* _Input data_:
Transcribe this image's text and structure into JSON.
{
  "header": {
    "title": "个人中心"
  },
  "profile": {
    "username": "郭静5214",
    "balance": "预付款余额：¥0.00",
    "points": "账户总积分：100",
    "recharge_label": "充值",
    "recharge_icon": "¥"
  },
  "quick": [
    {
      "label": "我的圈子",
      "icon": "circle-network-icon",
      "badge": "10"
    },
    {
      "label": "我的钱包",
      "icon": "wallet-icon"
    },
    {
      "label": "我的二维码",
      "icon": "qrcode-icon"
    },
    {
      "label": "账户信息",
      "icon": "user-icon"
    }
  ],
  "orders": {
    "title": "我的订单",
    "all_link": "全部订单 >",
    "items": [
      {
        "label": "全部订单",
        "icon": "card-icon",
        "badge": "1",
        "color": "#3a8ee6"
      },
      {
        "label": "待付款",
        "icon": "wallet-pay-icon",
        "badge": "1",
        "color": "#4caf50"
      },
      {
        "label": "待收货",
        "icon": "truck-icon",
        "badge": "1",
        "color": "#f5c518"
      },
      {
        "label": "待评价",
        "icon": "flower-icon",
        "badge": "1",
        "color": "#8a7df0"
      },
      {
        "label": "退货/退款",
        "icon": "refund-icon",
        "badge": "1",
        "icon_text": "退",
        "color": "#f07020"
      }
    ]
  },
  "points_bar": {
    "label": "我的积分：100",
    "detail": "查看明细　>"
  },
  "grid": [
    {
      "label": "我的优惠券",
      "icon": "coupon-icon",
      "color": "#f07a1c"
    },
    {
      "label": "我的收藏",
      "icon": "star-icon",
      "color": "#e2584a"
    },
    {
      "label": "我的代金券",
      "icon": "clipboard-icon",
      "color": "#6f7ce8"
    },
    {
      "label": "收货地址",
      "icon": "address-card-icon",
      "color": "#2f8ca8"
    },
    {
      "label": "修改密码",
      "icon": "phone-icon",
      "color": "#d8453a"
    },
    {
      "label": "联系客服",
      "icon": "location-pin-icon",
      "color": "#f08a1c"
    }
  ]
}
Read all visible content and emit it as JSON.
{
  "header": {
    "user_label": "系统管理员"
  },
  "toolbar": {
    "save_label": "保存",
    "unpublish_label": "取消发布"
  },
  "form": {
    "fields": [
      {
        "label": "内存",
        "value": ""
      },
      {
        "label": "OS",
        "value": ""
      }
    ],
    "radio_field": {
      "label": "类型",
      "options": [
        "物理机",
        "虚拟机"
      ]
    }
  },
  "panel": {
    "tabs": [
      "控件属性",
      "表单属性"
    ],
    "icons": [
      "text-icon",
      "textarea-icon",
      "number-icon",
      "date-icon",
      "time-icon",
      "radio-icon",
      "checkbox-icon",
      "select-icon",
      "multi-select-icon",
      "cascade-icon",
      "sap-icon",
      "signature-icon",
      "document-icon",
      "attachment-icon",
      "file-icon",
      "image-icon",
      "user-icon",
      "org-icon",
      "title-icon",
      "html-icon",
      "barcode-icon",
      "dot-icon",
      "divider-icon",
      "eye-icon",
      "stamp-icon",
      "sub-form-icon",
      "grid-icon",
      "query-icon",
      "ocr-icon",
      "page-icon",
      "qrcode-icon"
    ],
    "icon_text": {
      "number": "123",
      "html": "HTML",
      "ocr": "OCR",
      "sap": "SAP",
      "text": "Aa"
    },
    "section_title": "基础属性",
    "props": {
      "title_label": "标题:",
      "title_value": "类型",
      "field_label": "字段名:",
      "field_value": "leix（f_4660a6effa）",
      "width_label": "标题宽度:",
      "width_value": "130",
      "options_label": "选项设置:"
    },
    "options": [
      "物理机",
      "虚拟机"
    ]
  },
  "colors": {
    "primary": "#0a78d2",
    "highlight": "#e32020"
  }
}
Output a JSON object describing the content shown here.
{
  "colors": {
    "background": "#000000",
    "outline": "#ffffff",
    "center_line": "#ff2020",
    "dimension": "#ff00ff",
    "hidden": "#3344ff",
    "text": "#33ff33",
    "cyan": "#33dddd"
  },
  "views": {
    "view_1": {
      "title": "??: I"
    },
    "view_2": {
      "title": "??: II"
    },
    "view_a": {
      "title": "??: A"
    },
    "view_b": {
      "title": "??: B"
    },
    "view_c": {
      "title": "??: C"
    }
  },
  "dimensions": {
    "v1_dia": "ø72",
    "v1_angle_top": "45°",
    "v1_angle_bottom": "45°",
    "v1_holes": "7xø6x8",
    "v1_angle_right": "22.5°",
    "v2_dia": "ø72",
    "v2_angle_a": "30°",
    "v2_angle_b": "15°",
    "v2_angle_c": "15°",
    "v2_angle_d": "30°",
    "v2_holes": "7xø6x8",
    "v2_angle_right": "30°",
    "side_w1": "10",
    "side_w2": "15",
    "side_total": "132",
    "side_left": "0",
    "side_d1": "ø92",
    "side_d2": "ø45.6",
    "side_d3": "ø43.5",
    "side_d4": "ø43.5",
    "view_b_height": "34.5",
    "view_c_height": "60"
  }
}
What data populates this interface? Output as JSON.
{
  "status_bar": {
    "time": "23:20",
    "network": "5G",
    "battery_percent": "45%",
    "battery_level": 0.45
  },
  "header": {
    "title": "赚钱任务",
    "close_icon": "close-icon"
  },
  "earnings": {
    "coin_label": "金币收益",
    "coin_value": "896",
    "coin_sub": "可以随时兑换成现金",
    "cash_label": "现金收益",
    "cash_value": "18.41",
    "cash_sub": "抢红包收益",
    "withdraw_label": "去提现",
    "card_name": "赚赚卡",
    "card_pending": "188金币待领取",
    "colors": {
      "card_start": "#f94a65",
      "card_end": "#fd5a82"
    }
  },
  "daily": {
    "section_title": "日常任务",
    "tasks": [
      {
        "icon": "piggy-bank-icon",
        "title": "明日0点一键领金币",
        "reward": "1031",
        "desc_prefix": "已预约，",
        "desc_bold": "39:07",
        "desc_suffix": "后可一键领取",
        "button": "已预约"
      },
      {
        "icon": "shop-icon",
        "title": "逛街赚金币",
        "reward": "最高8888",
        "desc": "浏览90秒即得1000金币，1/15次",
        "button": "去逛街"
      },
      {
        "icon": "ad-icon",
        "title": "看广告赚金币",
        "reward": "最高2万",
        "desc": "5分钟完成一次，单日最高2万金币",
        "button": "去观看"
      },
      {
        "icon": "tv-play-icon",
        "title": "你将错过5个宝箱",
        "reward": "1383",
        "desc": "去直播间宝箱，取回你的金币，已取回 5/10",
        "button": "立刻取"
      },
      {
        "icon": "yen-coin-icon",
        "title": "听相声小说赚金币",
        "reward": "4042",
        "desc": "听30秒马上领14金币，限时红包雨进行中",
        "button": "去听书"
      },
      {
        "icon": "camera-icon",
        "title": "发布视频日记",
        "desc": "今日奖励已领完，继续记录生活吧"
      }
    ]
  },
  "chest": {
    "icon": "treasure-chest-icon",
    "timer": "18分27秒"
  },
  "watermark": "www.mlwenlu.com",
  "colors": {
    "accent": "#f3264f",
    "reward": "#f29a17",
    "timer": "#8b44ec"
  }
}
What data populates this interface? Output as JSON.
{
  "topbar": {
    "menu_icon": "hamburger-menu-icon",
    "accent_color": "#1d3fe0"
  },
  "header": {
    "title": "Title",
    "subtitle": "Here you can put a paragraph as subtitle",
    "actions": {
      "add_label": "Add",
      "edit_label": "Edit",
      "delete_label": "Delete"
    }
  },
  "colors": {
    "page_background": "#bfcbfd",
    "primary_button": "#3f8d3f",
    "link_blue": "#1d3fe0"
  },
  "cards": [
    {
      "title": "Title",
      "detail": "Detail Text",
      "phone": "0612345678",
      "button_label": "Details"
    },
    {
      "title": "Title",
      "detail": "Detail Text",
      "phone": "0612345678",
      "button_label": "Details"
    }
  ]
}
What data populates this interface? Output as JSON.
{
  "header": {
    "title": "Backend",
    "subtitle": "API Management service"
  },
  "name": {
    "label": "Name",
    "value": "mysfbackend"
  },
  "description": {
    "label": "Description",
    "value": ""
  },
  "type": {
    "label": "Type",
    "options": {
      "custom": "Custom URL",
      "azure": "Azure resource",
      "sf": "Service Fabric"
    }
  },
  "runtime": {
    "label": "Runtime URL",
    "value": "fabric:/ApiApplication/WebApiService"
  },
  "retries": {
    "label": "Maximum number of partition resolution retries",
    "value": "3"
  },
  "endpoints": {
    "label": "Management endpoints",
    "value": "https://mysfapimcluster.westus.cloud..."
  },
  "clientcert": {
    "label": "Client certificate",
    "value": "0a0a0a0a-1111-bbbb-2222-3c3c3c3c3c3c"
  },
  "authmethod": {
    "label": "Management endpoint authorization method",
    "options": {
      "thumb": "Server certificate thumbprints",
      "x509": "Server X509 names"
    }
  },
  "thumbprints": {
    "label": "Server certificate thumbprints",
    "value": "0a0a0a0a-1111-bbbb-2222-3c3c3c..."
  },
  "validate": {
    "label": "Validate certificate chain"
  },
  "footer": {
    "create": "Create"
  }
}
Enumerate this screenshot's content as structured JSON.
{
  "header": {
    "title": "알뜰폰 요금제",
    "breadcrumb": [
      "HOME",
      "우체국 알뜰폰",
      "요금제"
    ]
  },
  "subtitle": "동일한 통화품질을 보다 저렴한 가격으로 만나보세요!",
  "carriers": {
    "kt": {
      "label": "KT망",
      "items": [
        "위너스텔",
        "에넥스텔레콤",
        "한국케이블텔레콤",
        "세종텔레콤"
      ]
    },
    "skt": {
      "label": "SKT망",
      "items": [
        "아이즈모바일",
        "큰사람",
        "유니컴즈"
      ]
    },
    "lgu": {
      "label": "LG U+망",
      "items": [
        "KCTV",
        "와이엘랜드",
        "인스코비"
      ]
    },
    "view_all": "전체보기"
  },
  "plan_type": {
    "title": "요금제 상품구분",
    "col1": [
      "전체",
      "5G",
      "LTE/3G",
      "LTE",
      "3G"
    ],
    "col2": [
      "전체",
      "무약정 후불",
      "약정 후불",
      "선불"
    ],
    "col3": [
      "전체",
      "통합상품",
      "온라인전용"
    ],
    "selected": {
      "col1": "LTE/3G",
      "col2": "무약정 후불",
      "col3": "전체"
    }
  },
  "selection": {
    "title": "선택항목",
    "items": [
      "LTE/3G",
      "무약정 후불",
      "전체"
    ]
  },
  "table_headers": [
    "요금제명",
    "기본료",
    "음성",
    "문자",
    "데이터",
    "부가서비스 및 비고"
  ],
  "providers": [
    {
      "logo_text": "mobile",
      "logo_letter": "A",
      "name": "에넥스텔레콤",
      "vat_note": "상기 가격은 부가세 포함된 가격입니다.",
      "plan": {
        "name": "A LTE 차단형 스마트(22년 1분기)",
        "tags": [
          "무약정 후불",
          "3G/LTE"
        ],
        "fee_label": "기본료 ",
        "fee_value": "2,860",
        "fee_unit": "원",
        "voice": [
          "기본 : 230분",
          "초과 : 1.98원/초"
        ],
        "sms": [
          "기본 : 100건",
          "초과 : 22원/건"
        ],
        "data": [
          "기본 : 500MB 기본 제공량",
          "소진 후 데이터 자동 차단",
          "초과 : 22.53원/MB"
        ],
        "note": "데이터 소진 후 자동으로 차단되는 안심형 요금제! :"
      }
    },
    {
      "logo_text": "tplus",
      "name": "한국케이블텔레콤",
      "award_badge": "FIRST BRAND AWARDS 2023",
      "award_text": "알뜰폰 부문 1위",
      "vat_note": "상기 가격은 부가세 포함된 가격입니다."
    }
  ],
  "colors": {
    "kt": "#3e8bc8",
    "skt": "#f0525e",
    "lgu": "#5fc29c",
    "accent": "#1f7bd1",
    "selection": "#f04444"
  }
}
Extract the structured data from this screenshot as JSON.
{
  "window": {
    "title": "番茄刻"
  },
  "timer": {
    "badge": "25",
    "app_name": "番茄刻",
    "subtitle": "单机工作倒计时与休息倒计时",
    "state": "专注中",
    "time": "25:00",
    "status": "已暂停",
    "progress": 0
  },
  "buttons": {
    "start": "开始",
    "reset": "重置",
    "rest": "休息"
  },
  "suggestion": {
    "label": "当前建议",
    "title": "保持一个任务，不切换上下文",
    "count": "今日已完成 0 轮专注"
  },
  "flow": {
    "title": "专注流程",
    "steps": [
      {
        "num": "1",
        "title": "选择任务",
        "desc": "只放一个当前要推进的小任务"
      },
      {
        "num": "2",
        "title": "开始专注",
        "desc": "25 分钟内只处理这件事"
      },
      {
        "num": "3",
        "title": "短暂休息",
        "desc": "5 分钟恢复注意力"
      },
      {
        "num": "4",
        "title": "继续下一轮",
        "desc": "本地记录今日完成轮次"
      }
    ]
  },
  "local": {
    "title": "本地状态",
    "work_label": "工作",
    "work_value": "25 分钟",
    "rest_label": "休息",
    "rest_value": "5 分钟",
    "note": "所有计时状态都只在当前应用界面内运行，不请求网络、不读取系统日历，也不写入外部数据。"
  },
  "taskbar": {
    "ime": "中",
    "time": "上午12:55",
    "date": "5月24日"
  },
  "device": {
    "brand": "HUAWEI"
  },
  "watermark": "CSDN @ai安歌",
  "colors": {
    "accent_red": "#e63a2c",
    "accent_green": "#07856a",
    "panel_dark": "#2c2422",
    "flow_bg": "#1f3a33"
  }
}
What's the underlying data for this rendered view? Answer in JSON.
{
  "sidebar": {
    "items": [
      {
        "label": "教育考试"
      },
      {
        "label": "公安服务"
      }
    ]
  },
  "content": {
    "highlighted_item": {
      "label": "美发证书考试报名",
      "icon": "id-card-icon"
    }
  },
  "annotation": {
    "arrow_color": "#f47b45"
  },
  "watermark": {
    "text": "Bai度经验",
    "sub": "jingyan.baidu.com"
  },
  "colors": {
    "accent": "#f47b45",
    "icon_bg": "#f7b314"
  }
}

* _Aim of the task_: In the records above, locate each line with the word "Management". Copy all such lines.

* _Result_:
    "subtitle": "API Management service"
    "label": "Management endpoints",
    "label": "Management endpoint authorization method",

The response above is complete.